Start of INPUT MATERIAL
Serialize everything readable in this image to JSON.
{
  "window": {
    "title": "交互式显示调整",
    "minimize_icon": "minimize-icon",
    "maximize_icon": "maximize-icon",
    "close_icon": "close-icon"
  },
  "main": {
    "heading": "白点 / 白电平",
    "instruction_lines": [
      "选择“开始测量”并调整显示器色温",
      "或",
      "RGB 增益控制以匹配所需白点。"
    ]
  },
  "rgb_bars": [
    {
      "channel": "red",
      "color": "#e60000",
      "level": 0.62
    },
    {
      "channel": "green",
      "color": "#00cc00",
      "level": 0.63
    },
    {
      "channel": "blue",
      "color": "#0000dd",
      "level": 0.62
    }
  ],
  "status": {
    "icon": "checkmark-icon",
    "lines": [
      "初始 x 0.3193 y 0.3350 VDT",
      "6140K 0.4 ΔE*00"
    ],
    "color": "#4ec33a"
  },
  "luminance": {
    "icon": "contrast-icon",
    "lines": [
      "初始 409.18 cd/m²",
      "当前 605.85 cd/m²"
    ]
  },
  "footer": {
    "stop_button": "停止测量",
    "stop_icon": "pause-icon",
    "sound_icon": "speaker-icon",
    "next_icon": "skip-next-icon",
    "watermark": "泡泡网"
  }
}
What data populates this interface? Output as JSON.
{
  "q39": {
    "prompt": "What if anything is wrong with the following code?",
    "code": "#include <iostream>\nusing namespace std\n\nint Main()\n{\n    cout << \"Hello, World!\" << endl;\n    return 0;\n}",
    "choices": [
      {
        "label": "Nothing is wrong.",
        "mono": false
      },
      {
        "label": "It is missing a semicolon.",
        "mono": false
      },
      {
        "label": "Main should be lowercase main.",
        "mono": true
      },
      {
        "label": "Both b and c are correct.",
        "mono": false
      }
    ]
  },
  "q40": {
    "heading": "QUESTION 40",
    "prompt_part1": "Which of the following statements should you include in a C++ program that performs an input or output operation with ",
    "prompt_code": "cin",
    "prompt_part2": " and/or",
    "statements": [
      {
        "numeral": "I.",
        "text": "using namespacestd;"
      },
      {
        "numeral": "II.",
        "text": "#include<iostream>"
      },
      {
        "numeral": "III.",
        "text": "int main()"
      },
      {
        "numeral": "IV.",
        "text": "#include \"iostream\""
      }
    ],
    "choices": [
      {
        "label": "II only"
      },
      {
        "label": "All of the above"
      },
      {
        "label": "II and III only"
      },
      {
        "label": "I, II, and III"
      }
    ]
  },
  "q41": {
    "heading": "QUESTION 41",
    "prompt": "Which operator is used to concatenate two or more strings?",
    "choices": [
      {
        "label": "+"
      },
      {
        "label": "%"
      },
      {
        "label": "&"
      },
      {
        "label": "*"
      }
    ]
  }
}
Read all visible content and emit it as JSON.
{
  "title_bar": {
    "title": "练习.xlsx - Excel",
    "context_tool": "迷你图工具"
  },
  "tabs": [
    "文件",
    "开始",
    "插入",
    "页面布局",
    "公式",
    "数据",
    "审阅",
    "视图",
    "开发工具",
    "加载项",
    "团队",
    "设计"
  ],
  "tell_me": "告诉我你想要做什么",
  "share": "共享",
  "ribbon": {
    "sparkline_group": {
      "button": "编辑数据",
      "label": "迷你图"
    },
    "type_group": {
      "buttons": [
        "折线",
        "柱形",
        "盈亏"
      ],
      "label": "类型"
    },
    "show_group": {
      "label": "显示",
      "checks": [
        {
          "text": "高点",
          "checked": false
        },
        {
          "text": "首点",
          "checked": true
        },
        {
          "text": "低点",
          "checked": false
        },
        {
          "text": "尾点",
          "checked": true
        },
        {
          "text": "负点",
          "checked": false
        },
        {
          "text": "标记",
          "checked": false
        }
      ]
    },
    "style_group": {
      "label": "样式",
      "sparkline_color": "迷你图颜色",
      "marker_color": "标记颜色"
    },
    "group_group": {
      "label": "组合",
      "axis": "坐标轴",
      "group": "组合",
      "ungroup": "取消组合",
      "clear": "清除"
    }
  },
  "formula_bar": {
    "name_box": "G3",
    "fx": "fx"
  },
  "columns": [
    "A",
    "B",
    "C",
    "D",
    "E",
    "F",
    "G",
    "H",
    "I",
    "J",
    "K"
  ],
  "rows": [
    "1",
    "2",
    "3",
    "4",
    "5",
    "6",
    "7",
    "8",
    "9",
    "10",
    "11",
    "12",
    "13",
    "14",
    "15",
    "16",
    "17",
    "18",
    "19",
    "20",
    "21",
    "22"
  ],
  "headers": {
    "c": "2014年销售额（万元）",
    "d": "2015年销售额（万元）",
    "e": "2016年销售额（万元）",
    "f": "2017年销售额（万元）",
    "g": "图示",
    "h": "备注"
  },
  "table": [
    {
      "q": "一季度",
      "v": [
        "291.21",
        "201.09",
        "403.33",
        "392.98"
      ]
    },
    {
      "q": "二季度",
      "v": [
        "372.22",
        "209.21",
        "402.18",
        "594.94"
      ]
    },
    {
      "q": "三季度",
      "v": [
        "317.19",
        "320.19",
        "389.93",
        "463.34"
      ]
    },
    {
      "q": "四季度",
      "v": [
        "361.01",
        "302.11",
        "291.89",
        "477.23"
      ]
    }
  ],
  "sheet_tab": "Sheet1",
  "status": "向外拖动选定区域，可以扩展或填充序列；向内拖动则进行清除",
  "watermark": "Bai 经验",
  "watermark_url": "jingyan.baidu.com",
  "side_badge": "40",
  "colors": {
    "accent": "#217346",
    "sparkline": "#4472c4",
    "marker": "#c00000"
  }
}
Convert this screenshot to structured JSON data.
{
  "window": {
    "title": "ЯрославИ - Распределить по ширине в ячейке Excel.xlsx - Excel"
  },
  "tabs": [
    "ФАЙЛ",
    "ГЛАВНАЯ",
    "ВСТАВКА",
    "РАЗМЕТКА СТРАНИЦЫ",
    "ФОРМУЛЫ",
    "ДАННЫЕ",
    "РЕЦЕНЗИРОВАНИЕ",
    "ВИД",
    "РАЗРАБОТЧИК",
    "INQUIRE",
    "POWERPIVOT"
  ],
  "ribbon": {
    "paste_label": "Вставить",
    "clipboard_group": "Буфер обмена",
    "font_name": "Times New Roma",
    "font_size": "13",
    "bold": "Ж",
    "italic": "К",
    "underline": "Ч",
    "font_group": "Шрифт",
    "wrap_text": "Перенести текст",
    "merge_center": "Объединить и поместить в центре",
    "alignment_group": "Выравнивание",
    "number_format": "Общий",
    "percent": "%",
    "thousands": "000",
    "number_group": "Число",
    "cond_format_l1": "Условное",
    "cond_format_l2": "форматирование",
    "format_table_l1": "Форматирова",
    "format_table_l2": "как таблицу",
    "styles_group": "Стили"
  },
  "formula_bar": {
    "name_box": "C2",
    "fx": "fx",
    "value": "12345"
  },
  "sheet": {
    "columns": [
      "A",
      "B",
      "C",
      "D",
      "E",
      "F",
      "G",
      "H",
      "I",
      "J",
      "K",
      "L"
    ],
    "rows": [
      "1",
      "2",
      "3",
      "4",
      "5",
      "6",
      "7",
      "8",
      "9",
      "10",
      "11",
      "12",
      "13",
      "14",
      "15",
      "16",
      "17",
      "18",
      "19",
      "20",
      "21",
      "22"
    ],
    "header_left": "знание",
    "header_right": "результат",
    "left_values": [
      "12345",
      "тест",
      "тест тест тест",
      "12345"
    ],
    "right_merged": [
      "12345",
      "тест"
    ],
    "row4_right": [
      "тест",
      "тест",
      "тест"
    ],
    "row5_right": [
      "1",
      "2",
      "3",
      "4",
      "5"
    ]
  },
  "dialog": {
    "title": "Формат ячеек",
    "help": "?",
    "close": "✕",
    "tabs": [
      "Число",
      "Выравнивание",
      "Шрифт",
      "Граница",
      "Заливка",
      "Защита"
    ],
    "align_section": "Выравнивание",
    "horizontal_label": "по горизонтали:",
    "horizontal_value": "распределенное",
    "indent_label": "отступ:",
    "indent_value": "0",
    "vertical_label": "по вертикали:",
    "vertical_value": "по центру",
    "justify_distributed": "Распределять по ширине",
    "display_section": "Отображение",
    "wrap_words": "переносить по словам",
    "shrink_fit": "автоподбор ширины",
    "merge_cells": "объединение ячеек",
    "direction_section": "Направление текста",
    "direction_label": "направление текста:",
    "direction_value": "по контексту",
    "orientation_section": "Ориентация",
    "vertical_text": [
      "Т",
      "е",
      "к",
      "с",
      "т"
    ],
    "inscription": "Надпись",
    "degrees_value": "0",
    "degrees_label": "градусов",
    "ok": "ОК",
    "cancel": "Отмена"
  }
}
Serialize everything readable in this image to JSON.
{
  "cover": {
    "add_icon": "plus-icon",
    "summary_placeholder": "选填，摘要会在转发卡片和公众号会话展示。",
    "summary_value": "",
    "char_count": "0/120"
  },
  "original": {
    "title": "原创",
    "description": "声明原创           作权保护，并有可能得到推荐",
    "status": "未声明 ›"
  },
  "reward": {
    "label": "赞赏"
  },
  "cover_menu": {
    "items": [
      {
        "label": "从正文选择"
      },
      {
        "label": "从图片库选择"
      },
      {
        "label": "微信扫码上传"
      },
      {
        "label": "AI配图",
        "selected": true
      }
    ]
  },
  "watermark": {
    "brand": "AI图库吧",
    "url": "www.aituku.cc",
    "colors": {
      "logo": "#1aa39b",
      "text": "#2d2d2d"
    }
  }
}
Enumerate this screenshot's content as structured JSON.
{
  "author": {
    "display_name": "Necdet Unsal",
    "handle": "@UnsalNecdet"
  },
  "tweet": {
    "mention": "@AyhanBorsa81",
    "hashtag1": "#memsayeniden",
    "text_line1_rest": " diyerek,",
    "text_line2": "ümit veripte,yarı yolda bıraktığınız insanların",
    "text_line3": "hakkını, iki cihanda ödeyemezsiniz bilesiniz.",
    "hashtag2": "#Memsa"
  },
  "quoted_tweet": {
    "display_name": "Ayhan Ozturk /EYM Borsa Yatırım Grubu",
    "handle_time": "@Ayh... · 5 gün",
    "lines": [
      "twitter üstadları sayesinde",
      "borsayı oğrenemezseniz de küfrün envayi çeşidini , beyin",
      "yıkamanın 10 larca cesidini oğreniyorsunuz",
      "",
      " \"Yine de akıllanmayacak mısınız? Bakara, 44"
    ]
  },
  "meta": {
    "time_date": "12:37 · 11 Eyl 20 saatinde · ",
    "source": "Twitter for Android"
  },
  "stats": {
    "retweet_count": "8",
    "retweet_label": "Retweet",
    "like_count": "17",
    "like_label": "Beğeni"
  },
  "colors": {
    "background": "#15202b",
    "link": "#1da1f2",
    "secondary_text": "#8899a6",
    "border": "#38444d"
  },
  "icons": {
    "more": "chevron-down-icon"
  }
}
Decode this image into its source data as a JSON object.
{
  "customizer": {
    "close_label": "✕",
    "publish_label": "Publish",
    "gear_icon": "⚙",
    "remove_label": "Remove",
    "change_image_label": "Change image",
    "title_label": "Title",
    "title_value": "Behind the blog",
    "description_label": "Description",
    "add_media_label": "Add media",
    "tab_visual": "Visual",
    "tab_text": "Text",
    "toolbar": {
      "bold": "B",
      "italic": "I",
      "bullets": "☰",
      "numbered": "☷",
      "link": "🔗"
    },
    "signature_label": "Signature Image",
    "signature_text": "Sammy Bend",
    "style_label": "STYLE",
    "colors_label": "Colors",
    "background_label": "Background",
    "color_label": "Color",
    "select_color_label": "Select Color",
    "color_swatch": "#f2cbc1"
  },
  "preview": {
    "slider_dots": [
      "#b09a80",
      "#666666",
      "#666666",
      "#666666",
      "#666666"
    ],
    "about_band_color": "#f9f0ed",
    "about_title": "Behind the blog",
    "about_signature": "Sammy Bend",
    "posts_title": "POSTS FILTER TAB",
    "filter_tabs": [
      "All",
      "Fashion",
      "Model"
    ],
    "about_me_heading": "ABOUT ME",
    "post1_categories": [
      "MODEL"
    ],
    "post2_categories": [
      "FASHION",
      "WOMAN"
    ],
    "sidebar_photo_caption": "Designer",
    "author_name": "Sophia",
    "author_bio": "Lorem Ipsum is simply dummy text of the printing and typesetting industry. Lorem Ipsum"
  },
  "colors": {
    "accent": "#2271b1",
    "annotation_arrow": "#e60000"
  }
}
End of INPUT MATERIAL
Look through the entries above and list every line containing "What".

What data populates this interface? Output as JSON.
    "prompt": "What if anything is wrong with the following code?",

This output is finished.